*Selected excerpt*:
How to better measure the hydrolytic potential of biomass deconstruction enzyme mixtures
Monday, April 28, 2014
Exhibit/Poster Hall, lower level (Hilton Clearwater Beach)
J. Susan Van Dyk1, Jinguang Hu1, Valdeir Arantes1 and Jack N. Saddler2, (1)Forest Products Biotechnology/Bioenergy Group, University of British Columbia, Vancouver, BC, Canada, (2)University of British Columbia, Vancouver, BC, Canada
The filter paper assay (FPA) has been used for decades as the standardised method for measuring the hydrolytic potential of enzyme mixtures. This method has a number of shortcomings such as only measuring the initial rate of hydrolysis over a short period of time (1 hour) with this typical 4% conversion supposedly representing the extent and rate of more complete hydrolysis.  It is also recognised that addition of β-glucosidase to the enzymes can significantly influence the outcome of the assay by diminishing the accumulation of cellobiose and its effect on end product inhibition.  Current studies with hydrolytic enzyme mixtures have raised a number of additional concerns regarding this assay.  The vast majority of more realistic deconstruction studies have been carried out using complex lignocellulose substrates that have been modified through a pretreatment step. These substrates consist not only of cellulose, but also hemicellulose and lignin, depending on the type of substrate and pretreatment.  Therefore, it is questionable how suitable the FPA might be in predicting the hydrolytic potential of an enzyme mixture on a pretreated substrate.  A number of recent studies have demonstrated the importance of accessory enzymes, such as xylanases and lytic polysaccharide monooxygenases in achieving effective hydrolysis of the cellulose within “real-life” lignocellulose substrates and the contribution of these enzymes is difficult to assess using the FPA.  The presentation will review the strengths and weaknesses of the FPA, while suggesting improvements to this method to obtain a more representative method for assessing the hydrolytic potential of enzyme mixtures.

*Problem requirements*: Write out the part of the enzyme assay abstract from "How to better" to "(Hilton Clearwater Beach)", word for word. The material that follows comes from a separate source and has nothing to do with the abstract.

*Entries provided*:
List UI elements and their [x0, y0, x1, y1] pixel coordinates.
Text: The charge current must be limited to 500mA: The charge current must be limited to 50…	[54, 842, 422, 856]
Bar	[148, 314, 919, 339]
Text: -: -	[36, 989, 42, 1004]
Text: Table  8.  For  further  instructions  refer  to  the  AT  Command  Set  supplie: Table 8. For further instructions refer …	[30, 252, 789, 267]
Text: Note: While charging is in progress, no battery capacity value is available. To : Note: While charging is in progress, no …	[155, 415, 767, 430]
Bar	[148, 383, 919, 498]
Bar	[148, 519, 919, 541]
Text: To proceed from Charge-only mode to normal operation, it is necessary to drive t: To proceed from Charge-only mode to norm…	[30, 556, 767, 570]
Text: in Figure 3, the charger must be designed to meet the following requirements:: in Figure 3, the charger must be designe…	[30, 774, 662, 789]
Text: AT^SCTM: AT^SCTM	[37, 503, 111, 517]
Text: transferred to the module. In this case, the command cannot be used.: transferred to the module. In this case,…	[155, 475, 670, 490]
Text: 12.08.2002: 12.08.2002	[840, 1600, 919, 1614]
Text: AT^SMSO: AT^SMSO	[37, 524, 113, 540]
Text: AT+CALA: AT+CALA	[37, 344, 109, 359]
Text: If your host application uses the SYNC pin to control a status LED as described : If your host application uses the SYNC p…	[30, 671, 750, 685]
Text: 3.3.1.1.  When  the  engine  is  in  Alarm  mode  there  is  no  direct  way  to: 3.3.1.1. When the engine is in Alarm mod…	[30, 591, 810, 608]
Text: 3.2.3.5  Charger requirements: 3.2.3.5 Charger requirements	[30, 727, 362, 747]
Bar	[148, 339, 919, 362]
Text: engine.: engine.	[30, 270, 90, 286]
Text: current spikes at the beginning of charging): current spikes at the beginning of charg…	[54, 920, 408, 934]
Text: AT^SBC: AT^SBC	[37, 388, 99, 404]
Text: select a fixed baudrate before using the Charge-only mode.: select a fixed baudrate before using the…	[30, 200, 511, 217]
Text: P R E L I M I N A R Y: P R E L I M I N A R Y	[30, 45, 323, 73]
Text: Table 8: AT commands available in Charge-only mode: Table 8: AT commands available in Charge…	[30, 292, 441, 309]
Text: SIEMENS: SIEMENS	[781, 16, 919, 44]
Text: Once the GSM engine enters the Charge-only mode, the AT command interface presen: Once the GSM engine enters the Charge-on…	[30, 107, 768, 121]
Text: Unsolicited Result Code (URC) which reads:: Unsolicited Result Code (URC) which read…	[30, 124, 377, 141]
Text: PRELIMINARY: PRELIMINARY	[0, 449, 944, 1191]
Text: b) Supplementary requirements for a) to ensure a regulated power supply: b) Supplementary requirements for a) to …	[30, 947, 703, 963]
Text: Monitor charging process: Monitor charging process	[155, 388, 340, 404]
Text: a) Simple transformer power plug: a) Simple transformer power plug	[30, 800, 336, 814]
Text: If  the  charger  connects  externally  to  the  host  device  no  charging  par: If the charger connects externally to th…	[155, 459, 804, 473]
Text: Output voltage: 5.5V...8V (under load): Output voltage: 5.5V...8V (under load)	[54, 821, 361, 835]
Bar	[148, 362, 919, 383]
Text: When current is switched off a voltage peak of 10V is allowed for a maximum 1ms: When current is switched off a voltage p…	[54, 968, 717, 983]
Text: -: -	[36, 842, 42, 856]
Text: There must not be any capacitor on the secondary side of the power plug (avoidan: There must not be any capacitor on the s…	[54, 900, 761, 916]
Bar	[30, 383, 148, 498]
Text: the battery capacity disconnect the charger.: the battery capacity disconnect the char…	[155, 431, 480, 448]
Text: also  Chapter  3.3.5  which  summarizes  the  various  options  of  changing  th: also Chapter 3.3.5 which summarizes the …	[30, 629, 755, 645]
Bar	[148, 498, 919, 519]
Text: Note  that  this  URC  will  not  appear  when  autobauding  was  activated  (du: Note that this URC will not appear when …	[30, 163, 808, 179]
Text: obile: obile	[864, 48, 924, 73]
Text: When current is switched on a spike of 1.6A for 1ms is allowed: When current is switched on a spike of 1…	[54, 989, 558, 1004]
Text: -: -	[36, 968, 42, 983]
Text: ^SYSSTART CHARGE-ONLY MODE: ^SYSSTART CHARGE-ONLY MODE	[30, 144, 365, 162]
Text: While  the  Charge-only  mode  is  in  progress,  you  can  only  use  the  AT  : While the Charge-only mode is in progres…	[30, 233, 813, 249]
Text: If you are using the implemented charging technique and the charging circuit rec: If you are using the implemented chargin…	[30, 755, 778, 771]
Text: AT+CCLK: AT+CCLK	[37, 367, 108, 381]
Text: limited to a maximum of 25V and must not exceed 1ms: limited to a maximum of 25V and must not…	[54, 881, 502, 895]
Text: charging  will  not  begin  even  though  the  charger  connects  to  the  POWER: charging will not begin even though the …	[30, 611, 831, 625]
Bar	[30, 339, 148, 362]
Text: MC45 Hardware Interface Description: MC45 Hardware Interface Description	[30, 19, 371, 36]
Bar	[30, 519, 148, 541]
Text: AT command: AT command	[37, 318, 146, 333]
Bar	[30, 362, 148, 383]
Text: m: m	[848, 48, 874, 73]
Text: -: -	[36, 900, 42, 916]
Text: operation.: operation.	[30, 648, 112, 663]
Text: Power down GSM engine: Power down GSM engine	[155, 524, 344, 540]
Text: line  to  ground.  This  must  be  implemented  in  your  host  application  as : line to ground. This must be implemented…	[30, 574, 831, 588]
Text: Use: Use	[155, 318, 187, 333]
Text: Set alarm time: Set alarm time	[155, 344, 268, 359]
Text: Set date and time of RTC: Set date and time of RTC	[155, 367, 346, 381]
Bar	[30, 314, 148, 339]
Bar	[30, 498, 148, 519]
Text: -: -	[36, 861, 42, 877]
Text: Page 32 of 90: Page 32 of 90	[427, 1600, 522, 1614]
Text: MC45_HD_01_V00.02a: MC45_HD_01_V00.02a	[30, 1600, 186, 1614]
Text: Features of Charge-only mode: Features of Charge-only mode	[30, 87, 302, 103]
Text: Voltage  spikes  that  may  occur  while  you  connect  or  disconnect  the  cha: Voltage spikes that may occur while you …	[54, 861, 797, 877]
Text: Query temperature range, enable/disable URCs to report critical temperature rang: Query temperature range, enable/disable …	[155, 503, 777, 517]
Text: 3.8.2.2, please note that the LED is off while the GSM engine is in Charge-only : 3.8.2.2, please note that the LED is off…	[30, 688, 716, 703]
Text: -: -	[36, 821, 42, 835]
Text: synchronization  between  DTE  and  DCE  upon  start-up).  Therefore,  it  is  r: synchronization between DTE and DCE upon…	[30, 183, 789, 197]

*Response area*:
How to better measure the hydrolytic potential of biomass deconstruction enzyme mixtures
Monday, April 28, 2014
Exhibit/Poster Hall, lower level (Hilton Clearwater Beach)